On Sunday, NuclearBan.US will deliver a letter signed by over a hundred national, state and local organizations including CODEPINK to President Biden asking him to sign the Treaty on the Prohibition of Nuclear Weapons, or TPNW. Sunday marks the 2nd anniversary of the entry of the nuclear ban treaty.. Since its entry, it has now been accepted as law in 68 countries, with 27 more in the process of ratifying it into law.
The Nuclear Ban Treaty prohibits everything to do with nuclear weapons, including assisting anyone in the performance of any of the prohibited activities. President Biden must sign the treaty for the following reasons:
- It’s the right thing to do. According to the Bulletin of Atomic Scientists, the world stands closer to “doomsday” than at any point even during the darkest days of the Cold War. Even one detonation would create an unthinkable humanitarian disaster. A full-scale nuclear war would spell the end of human civilization as we know it. Nothing could possibly justify that level of risk.
- It would improve America’s standing in the world, and especially with our closest allies. There is strong and growing support for the TPNW in Germany, Norway, Finland, Sweden, Netherlands, Belgium, Australia, Italy, Spain, Iceland, Denmark, Japan and Canada.
- It would be a statement of our intention to fulfill a legal commitment we made 55 years ago. In 1968, the US signed the Nuclear Non-Proliferation Treaty and agreed to negotiate the elimination of all nuclear arsenals “in good faith” and “at an early date.”
- The whole world is witnessing in real time the reality that nuclear weapons serve no useful military purpose. Ours didn’t prevent the invasion of Ukraine by Russia. Russia isn't preventing the United States from arming and supporting Ukraine. Since 1945, the US has fought wars in Korea, Vietnam, Lebanon, Libya, Kosovo, Somalia, Afghanistan, Iraq, and Syria. Having nuclear weapons did not “deter” any of those wars, nor indeed it ensured that the US “won” any of those wars.
- The US can discourage other countries from seeking to acquire nuclear weapons of their own.Kim Jong-un wants them to defend himself from the United States precisely because we continue to insist that these weapons somehow defend us from him. Iran might feel the same way. When we insist that we need nuclear weapons for our own security, we are encouraging other countries to want the same. How can a world awash in nuclear weapons possibly be safer than a world without any nuclear weapons? Eliminating these weapons now is a national security imperative.

• [Dataset records]
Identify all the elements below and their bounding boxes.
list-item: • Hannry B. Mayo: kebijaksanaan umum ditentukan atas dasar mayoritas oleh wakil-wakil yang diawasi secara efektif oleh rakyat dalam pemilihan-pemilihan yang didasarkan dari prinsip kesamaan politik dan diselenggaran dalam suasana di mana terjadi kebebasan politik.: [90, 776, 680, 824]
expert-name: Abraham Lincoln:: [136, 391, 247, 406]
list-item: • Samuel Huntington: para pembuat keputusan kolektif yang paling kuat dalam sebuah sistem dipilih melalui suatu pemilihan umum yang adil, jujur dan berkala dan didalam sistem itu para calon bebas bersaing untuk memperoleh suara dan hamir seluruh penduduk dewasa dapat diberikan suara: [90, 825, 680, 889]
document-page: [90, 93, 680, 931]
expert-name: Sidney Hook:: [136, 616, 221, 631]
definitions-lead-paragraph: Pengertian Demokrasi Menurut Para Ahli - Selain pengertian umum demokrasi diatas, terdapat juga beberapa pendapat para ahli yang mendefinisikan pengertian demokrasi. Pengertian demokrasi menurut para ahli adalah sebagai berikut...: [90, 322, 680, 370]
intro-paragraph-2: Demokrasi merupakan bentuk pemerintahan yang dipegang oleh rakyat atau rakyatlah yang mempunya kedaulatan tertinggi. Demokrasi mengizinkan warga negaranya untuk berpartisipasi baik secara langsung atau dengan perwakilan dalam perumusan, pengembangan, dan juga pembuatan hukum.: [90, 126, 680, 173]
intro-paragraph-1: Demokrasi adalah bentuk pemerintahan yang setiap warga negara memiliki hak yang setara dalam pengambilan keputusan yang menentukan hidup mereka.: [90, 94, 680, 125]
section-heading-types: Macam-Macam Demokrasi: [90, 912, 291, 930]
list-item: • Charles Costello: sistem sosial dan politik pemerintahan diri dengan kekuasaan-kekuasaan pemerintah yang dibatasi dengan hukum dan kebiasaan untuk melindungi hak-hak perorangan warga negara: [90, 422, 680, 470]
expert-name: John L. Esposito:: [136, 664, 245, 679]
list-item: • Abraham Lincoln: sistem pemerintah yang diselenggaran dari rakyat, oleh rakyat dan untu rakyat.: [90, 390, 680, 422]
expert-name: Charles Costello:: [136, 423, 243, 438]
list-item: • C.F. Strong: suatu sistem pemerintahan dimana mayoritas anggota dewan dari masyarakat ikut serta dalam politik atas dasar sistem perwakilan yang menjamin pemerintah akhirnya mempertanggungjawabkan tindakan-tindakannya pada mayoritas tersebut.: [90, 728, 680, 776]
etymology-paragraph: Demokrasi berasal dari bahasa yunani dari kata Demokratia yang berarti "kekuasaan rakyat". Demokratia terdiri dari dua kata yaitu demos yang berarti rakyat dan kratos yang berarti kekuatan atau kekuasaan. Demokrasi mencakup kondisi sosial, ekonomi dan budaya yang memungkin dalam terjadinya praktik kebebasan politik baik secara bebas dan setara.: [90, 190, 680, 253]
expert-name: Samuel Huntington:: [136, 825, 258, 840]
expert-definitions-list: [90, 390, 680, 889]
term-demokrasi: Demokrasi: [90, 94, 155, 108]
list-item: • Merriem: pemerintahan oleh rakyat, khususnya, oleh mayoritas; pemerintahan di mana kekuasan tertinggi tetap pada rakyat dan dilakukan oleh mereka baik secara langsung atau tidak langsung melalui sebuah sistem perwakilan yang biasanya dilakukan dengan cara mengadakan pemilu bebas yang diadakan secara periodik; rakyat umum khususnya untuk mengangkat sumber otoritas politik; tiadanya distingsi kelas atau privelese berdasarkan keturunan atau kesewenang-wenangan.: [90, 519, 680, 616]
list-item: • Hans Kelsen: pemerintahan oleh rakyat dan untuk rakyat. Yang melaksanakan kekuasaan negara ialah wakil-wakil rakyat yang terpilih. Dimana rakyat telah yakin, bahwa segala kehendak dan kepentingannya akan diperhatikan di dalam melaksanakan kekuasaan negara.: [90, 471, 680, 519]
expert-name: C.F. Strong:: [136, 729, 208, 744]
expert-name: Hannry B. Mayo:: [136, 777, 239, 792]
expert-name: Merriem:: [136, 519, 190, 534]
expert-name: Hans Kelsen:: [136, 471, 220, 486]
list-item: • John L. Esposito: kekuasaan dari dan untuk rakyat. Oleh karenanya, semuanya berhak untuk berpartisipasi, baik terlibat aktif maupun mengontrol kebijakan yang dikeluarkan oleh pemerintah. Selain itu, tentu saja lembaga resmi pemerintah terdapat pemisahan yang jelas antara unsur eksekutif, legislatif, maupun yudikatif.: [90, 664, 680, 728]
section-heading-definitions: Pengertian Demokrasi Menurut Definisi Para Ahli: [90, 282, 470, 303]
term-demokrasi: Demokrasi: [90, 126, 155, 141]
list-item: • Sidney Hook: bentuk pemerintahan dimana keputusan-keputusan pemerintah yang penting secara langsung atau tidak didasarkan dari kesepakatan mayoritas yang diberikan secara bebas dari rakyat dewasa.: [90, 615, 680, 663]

• [Problem to solve]
Copy the stretch of the nuclear ban treaty text from "- It would improve" through "Japan and Canada.", swapping "Norway" for "Austria". Rely on the text alone.

• [Solution for this exercise]
- It would improve America’s standing in the world, and especially with our closest allies. There is strong and growing support for the TPNW in Germany, Austria, Finland, Sweden, Netherlands, Belgium, Australia, Italy, Spain, Iceland, Denmark, Japan and Canada.